[Some records]
+---+

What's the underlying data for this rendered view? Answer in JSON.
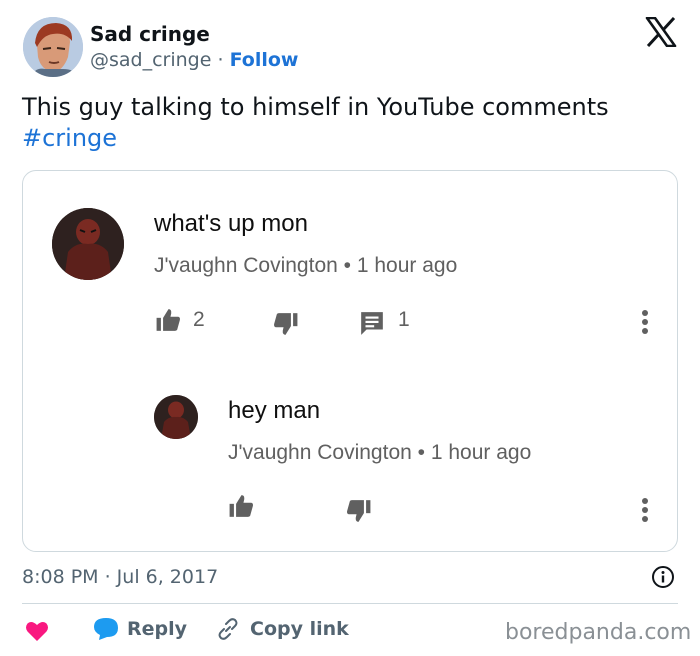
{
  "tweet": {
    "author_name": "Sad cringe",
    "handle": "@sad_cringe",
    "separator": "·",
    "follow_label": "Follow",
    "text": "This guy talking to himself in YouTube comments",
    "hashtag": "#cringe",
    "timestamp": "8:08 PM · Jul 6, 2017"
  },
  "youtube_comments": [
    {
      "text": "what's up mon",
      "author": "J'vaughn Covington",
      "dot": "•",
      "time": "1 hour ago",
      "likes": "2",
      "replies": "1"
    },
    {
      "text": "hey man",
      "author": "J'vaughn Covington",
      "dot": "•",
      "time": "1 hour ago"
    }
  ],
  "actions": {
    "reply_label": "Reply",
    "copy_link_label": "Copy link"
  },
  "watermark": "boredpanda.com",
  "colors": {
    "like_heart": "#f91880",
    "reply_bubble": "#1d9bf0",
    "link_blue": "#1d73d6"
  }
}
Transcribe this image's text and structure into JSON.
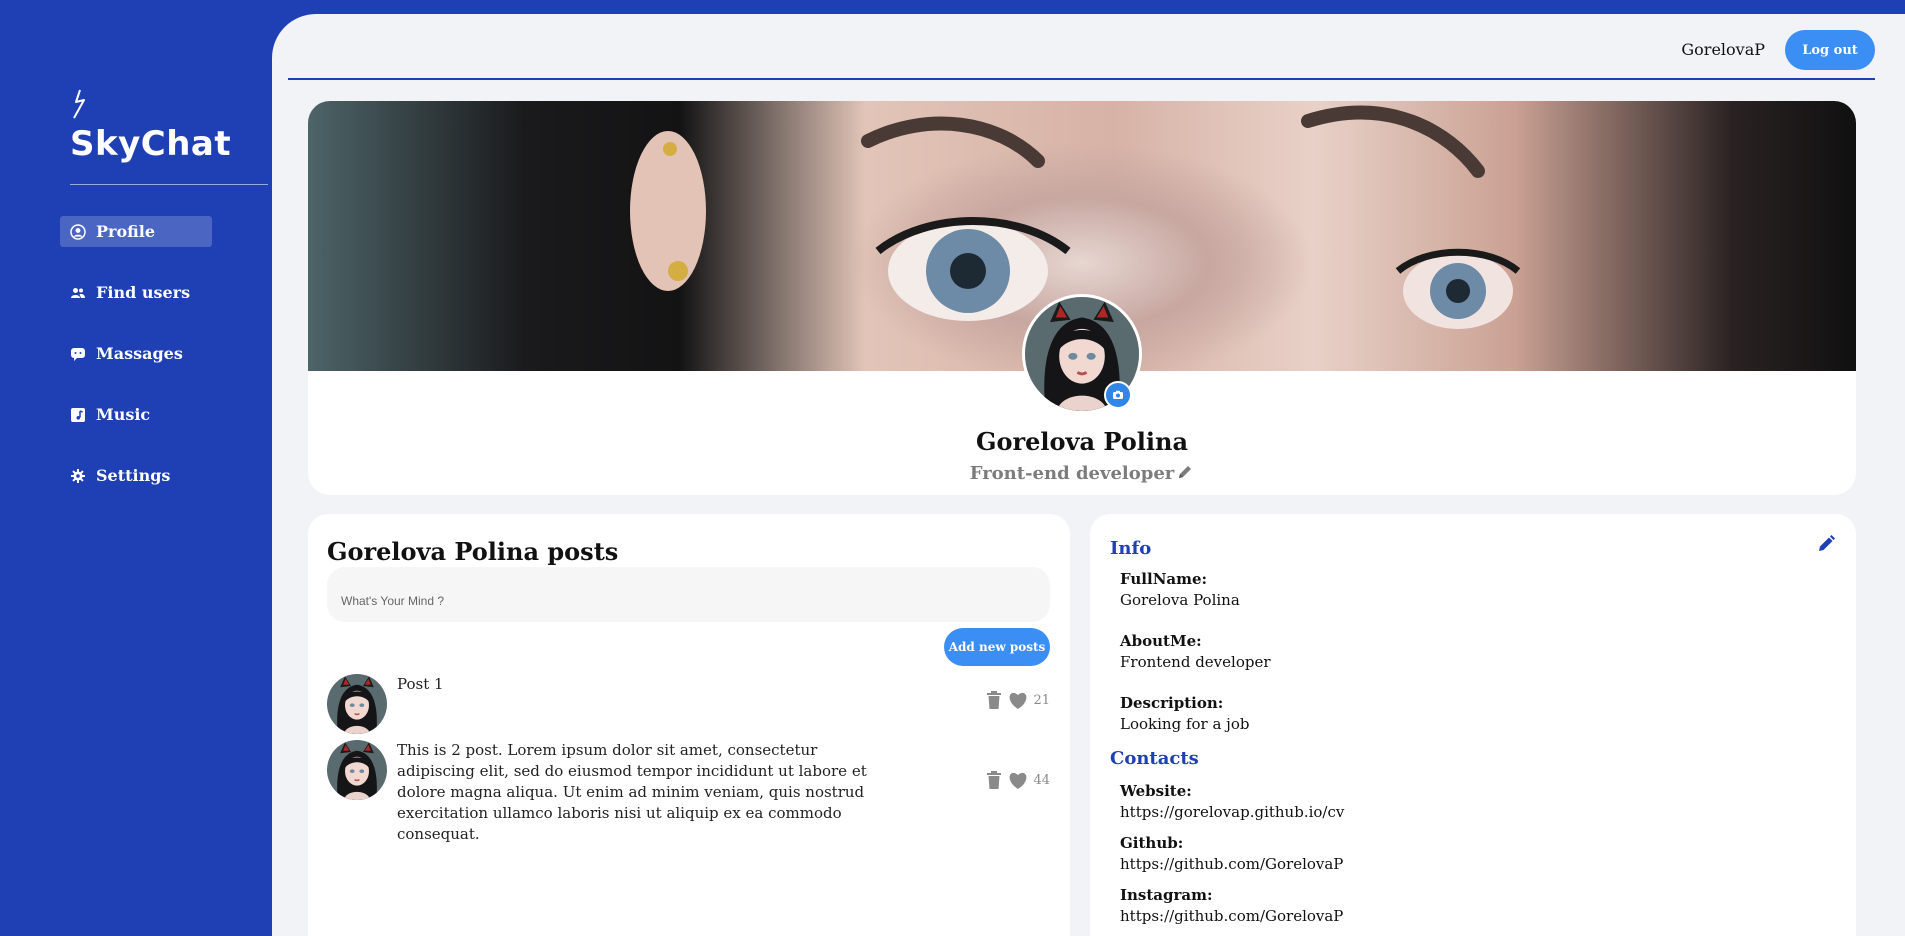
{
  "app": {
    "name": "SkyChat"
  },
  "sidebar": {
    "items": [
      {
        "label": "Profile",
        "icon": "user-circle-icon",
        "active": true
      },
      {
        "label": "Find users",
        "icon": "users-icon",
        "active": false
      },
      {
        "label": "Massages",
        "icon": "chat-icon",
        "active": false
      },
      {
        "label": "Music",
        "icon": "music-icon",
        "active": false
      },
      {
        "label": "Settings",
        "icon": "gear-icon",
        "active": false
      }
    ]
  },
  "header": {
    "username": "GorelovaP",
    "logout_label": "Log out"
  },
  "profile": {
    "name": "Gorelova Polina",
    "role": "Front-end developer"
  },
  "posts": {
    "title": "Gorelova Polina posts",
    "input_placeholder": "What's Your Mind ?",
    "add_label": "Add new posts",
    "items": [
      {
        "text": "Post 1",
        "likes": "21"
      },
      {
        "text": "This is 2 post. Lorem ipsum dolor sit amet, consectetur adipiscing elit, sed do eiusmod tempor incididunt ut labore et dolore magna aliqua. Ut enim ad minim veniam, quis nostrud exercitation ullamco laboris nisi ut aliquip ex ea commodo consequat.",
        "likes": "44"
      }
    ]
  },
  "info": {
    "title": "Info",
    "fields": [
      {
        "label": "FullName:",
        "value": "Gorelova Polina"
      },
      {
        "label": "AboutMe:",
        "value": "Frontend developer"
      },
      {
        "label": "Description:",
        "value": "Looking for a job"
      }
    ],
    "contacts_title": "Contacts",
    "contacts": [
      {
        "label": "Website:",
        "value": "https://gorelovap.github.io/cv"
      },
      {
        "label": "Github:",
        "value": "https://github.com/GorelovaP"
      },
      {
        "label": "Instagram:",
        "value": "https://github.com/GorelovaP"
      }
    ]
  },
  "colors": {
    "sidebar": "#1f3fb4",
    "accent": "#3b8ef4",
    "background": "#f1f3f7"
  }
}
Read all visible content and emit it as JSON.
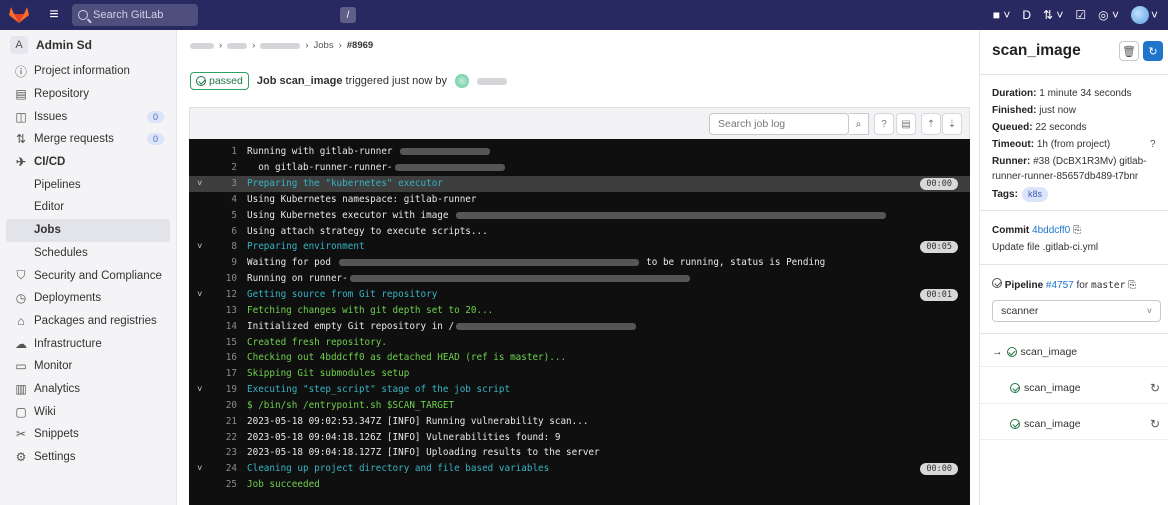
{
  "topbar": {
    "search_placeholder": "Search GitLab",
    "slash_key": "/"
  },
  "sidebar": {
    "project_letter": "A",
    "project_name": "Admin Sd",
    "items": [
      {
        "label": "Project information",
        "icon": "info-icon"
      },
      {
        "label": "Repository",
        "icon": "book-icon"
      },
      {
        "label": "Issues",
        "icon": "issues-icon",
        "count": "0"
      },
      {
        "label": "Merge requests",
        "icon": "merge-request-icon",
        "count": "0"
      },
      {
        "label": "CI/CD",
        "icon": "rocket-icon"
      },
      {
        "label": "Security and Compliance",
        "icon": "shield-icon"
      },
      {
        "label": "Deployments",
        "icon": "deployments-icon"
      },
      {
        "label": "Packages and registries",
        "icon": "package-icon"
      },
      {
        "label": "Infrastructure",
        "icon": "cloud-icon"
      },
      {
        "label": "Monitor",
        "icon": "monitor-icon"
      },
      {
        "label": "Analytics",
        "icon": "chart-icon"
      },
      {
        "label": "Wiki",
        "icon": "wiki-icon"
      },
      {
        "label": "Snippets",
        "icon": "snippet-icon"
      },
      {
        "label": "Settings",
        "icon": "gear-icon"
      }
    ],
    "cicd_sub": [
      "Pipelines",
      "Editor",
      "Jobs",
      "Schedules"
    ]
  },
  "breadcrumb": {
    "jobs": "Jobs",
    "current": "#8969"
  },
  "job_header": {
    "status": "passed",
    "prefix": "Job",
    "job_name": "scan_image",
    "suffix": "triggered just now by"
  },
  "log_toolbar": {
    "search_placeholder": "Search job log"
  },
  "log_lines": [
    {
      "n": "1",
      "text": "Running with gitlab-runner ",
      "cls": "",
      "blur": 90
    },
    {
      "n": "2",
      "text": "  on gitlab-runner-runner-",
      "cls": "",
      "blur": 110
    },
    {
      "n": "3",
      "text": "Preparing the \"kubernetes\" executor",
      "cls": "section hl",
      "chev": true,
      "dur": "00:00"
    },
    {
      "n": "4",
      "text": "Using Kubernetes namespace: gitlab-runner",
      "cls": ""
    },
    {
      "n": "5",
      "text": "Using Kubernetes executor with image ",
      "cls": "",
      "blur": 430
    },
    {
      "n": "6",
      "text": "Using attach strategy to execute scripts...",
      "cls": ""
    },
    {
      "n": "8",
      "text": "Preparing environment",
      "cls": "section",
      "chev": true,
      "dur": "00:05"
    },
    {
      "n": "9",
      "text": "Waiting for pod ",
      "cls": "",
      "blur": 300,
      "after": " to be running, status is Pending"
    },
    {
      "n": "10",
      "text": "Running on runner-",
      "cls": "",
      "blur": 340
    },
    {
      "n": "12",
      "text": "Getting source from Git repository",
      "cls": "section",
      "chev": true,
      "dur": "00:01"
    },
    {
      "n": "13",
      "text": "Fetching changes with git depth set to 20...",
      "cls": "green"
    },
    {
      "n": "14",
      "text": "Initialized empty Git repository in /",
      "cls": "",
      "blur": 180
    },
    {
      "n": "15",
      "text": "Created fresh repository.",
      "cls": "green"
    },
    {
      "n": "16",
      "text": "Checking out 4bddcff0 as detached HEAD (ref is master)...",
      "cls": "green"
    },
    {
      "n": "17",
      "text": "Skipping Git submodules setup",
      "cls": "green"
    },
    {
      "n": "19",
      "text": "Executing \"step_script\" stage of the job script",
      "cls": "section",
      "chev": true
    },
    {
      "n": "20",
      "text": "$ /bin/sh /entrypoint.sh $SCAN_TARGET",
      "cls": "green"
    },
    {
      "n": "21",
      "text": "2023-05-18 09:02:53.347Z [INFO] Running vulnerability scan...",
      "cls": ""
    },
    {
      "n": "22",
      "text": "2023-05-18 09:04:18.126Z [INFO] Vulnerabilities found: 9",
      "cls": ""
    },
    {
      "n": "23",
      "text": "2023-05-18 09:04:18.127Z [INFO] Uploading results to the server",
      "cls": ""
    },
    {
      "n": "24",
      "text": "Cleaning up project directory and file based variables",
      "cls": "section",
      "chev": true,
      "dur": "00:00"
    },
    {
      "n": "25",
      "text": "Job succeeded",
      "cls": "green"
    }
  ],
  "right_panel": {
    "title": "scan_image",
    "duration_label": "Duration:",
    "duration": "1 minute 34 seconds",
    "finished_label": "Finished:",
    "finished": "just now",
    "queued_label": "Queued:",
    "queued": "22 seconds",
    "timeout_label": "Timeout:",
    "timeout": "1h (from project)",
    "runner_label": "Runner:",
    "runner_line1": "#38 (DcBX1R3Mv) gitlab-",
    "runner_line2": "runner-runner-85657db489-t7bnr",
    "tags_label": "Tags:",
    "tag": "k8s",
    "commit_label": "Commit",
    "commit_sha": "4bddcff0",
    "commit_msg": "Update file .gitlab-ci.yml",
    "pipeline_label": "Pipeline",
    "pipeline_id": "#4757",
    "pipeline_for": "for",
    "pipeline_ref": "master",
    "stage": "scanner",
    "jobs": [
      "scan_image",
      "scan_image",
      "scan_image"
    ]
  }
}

+---+

DESCRIPTION OF THE TASK: Using the records above, copy every line that has the word "master" in it.

TASK ANSWER:
      "text": "Checking out 4bddcff0 as detached HEAD (ref is master)...",
    "pipeline_ref": "master",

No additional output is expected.